* **What is asked**
Reproduce the items in the part that opens with the line containing "durian cartons in truck: PRODUCT OF <box>325 549" and closes with the line containing "durian cartons in truck: INDONESIA <box>259 551", including both of those lines.

* **Listed entries**
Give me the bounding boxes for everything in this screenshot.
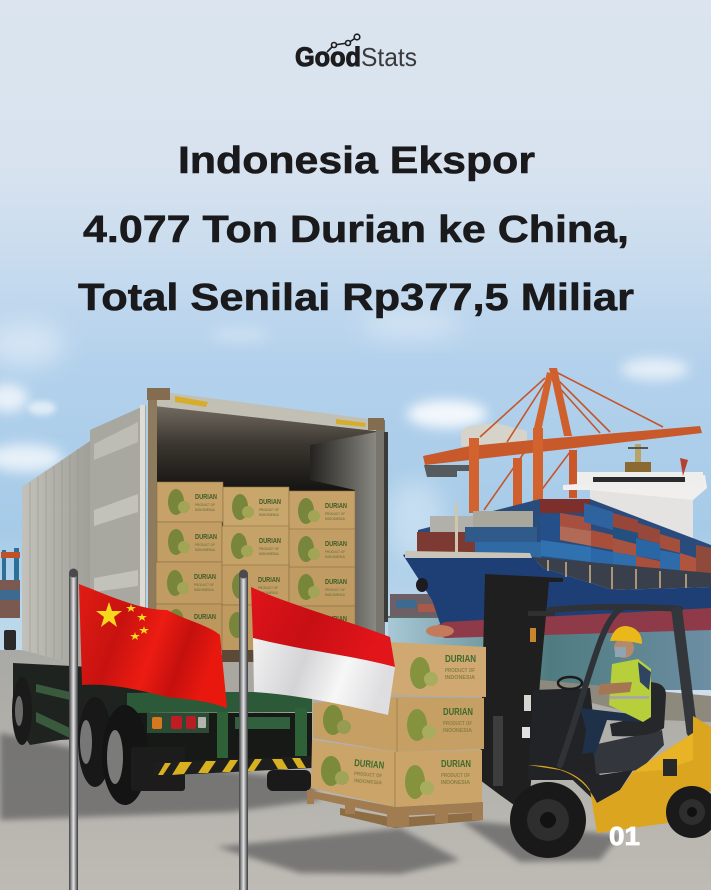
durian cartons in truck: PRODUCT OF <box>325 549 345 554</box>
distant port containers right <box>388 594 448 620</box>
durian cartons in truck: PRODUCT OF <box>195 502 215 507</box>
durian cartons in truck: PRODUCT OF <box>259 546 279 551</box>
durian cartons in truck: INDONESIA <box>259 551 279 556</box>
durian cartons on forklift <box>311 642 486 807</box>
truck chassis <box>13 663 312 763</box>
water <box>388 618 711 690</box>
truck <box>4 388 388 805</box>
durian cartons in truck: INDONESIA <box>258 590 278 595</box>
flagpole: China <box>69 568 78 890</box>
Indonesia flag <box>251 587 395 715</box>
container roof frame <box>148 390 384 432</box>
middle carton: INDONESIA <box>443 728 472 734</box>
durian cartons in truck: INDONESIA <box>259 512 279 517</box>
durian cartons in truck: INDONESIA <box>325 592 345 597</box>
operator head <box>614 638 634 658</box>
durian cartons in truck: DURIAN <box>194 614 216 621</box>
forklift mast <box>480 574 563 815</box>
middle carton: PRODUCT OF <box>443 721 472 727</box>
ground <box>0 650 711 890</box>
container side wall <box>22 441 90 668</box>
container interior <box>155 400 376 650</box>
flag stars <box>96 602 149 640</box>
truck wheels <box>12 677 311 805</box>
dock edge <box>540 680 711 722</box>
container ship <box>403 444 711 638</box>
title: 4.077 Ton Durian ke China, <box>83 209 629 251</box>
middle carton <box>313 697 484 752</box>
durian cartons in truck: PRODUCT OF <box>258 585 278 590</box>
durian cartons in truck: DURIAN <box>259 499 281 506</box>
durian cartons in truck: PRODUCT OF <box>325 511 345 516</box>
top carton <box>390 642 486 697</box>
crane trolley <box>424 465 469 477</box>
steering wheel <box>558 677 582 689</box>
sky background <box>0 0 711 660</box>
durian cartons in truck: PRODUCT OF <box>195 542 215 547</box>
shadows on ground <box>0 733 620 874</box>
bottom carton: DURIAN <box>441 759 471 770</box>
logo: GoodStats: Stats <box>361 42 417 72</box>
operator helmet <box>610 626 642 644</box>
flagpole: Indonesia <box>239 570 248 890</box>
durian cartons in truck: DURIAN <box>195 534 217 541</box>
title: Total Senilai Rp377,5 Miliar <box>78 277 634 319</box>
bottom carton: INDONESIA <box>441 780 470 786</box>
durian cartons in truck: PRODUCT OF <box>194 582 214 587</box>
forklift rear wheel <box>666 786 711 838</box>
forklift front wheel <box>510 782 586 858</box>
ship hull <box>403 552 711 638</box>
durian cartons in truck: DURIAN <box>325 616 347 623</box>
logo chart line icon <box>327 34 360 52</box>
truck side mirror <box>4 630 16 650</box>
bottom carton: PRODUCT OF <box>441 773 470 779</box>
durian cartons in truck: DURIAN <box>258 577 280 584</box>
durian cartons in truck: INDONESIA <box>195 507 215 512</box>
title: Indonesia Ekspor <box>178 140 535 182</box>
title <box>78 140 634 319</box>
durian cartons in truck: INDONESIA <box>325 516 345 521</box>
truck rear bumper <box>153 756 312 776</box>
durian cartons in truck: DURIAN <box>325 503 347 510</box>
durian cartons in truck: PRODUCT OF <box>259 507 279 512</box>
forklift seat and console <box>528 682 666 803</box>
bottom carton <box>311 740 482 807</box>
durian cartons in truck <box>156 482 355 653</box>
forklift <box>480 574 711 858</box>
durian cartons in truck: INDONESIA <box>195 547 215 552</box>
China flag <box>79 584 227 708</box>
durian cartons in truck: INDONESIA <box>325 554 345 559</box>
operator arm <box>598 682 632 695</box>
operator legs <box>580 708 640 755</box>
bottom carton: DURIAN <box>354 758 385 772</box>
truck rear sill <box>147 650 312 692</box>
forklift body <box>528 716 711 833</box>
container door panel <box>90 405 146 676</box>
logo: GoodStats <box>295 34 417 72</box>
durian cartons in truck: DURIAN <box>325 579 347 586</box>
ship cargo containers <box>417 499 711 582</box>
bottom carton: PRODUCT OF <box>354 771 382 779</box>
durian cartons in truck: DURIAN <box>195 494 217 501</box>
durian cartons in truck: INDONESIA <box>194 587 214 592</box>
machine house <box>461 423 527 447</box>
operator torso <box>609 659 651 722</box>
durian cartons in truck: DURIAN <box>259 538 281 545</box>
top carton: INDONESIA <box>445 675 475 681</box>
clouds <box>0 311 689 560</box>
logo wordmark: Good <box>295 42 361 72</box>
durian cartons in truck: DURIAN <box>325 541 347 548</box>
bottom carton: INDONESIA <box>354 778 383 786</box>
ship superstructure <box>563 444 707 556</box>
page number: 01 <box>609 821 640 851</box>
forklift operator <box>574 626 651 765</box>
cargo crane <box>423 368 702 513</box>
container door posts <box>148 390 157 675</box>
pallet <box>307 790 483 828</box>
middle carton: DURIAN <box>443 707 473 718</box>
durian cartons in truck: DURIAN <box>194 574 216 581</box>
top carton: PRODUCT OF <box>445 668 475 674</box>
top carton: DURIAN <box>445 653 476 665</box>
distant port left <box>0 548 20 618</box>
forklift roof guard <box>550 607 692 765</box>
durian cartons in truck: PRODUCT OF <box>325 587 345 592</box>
* * *
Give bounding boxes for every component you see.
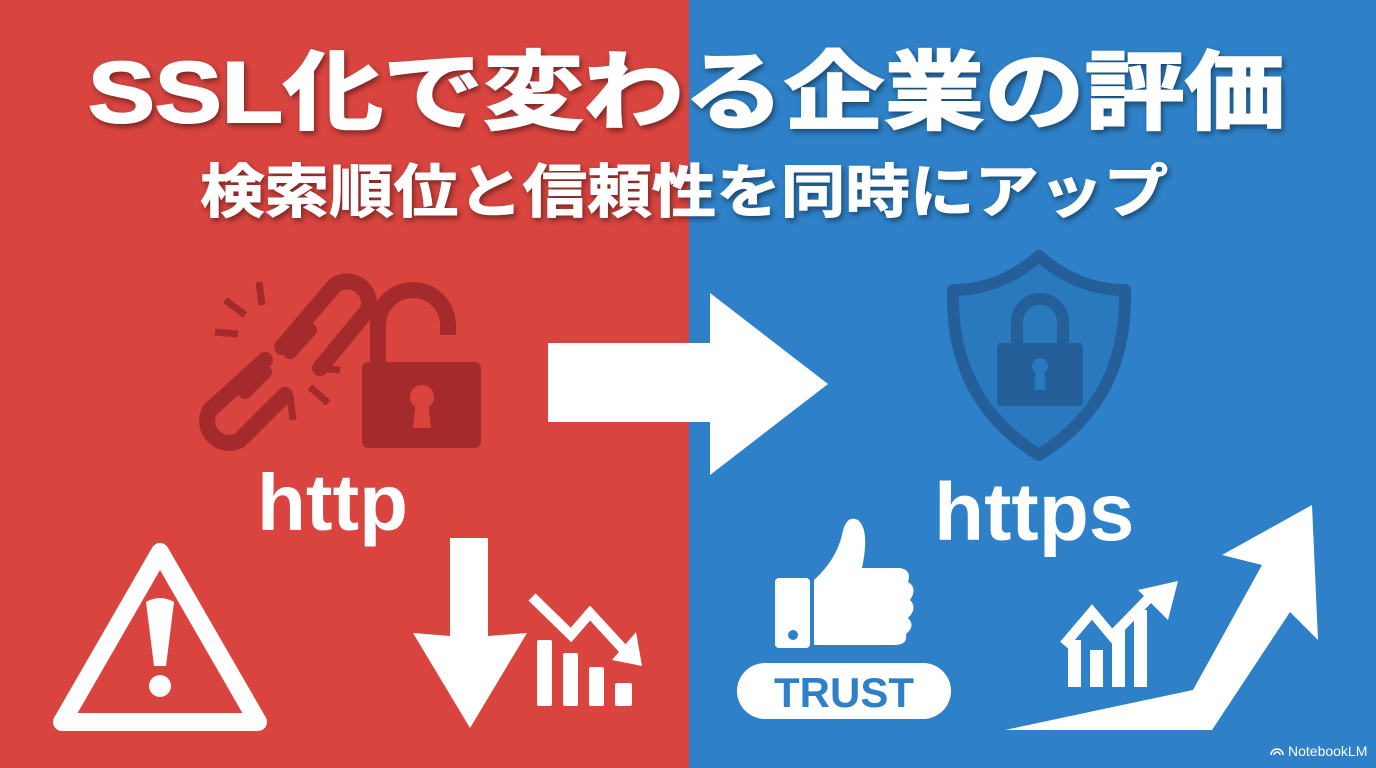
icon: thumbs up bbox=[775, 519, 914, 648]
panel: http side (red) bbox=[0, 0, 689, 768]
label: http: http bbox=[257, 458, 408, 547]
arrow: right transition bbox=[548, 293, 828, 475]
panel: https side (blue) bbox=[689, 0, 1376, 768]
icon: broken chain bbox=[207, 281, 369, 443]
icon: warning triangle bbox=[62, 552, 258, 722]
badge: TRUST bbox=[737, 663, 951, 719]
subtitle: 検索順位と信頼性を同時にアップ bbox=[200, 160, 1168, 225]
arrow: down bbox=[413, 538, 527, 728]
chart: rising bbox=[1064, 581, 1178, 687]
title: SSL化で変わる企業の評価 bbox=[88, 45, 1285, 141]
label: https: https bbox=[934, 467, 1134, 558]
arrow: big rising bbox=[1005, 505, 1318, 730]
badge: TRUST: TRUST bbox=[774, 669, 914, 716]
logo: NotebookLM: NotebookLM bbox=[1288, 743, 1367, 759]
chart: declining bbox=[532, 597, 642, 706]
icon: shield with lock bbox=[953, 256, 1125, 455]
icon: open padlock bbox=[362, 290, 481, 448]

* **Task output**
durian cartons in truck: PRODUCT OF <box>325 549 345 554</box>
distant port containers right <box>388 594 448 620</box>
durian cartons in truck: PRODUCT OF <box>195 502 215 507</box>
durian cartons in truck: PRODUCT OF <box>259 546 279 551</box>
durian cartons in truck: INDONESIA <box>259 551 279 556</box>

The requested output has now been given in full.